==== Record extracts
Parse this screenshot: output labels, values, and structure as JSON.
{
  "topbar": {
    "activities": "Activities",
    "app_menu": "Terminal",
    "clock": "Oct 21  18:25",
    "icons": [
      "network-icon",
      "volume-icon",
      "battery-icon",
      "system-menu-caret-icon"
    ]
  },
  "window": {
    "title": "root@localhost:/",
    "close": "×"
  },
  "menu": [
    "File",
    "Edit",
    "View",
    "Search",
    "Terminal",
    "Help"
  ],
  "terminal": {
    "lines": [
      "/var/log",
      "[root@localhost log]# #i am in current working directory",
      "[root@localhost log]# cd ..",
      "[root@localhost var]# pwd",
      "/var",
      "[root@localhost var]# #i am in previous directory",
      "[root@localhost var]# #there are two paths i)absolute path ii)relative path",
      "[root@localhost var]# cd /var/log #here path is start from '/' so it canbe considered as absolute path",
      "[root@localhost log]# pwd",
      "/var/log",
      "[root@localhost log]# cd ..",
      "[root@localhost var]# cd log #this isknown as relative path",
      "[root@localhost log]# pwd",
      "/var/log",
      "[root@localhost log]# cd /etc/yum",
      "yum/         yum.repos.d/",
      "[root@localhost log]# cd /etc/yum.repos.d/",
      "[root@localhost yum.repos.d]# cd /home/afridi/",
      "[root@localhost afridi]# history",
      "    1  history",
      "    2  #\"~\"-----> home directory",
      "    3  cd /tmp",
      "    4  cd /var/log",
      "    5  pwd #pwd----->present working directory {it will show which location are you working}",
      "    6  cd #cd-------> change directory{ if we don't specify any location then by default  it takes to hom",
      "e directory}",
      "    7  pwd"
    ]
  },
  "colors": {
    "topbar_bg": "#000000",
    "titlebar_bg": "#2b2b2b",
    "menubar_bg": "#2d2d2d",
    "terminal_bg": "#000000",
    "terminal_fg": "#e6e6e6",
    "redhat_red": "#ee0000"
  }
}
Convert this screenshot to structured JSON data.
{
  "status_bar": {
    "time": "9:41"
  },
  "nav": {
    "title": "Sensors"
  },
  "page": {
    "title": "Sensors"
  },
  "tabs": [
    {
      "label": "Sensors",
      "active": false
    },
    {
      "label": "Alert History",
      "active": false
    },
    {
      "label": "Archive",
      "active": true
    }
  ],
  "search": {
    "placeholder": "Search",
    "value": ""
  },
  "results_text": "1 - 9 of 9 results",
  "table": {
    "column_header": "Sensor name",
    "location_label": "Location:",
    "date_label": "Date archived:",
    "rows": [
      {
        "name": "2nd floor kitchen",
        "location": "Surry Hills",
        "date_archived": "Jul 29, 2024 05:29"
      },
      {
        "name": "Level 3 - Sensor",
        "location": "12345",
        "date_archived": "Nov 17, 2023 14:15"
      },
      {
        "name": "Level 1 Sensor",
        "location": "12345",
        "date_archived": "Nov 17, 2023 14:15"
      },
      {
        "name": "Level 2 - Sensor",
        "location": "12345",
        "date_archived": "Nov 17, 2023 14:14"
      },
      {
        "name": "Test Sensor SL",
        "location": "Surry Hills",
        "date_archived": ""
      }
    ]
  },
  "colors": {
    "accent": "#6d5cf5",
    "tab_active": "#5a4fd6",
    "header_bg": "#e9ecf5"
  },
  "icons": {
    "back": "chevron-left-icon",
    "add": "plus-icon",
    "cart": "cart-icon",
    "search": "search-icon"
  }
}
========
==== Record extracts
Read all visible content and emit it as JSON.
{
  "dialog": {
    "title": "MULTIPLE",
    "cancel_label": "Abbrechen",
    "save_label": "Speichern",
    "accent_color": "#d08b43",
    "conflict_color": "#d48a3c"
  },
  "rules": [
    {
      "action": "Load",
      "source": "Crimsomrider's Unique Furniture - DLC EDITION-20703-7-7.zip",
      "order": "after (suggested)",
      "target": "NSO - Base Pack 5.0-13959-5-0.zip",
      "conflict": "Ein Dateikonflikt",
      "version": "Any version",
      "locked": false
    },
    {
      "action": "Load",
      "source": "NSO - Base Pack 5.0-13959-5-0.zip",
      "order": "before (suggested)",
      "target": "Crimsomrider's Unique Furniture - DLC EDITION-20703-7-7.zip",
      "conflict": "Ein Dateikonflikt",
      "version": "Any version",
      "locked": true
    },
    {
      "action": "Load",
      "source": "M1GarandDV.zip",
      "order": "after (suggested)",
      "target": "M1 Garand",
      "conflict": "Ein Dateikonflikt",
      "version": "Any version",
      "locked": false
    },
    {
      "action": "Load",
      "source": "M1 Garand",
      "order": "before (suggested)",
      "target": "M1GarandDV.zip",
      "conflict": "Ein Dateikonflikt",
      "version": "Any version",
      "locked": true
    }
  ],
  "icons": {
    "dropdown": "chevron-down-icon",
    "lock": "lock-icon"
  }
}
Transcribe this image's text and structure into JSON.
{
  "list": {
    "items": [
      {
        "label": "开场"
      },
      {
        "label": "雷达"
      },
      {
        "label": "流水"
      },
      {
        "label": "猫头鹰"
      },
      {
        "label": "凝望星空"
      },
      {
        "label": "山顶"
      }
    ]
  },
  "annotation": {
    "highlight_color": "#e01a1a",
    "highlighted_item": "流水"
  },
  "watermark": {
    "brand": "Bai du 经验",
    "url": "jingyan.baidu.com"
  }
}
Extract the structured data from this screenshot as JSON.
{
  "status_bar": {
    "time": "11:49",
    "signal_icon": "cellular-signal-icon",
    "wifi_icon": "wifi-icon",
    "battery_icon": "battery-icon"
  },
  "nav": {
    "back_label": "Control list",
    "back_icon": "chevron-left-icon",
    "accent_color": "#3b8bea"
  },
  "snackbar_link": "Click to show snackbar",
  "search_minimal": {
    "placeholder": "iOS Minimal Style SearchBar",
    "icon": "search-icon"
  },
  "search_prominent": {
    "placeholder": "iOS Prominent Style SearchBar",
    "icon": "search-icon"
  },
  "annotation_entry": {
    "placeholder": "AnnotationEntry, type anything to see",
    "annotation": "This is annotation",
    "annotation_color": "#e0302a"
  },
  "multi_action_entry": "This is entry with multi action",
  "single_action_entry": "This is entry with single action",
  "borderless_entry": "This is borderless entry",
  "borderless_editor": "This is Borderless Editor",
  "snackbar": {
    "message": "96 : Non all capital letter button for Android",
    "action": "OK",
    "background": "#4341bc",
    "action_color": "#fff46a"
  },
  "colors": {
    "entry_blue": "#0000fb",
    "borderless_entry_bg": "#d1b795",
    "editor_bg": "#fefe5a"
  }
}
========
- Required work
Go through the material above and count the lines that contain "Base"; answer with the number alone.

- Full solution
2